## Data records
━━━━━━━━━━

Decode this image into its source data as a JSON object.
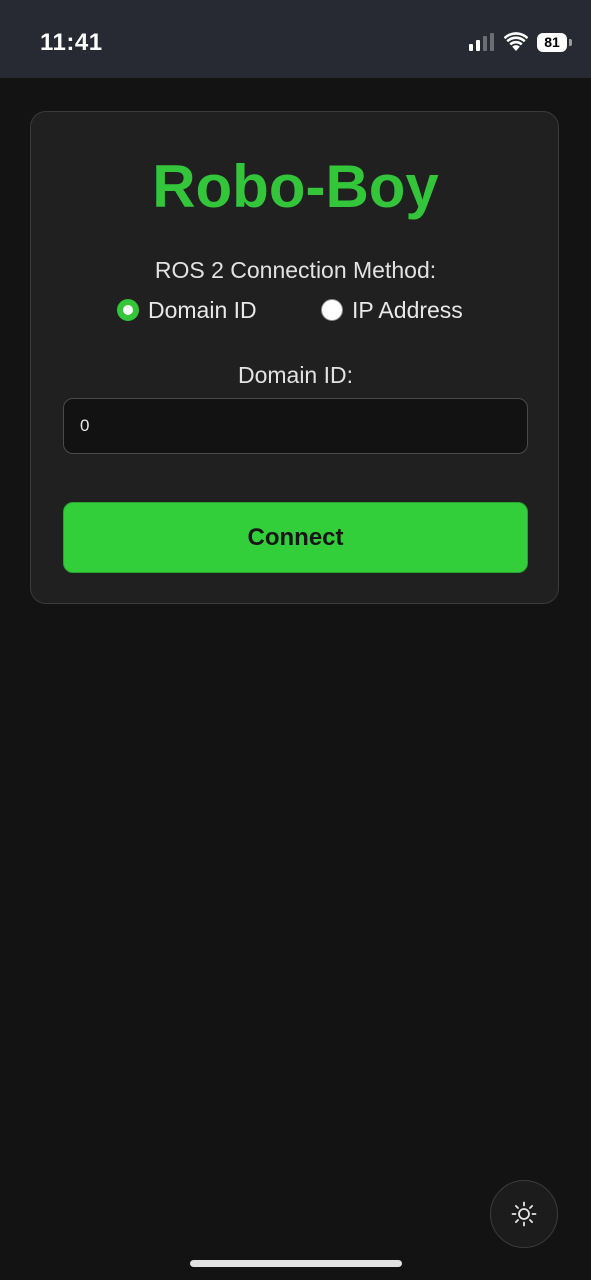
{
  "status_bar": {
    "time": "11:41",
    "battery_level": "81",
    "icons": [
      "signal-icon",
      "wifi-icon",
      "battery-icon"
    ]
  },
  "card": {
    "title": "Robo-Boy",
    "connection_method_label": "ROS 2 Connection Method:",
    "options": [
      {
        "label": "Domain ID",
        "selected": true
      },
      {
        "label": "IP Address",
        "selected": false
      }
    ],
    "domain_id_label": "Domain ID:",
    "domain_id_value": "0",
    "connect_label": "Connect"
  },
  "theme_toggle": {
    "icon": "sun-icon"
  },
  "colors": {
    "accent": "#33c53a",
    "background": "#131313",
    "card": "#202020",
    "status_bar": "#272a32"
  }
}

━━━━━━━━━━

## What you have to do
Every entry above is to be set down exactly; the pictures are to be left out.

## Output of the task
Decode this image into its source data as a JSON object.
{
  "status_bar": {
    "time": "11:41",
    "battery_level": "81",
    "icons": [
      "signal-icon",
      "wifi-icon",
      "battery-icon"
    ]
  },
  "card": {
    "title": "Robo-Boy",
    "connection_method_label": "ROS 2 Connection Method:",
    "options": [
      {
        "label": "Domain ID",
        "selected": true
      },
      {
        "label": "IP Address",
        "selected": false
      }
    ],
    "domain_id_label": "Domain ID:",
    "domain_id_value": "0",
    "connect_label": "Connect"
  },
  "theme_toggle": {
    "icon": "sun-icon"
  },
  "colors": {
    "accent": "#33c53a",
    "background": "#131313",
    "card": "#202020",
    "status_bar": "#272a32"
  }
}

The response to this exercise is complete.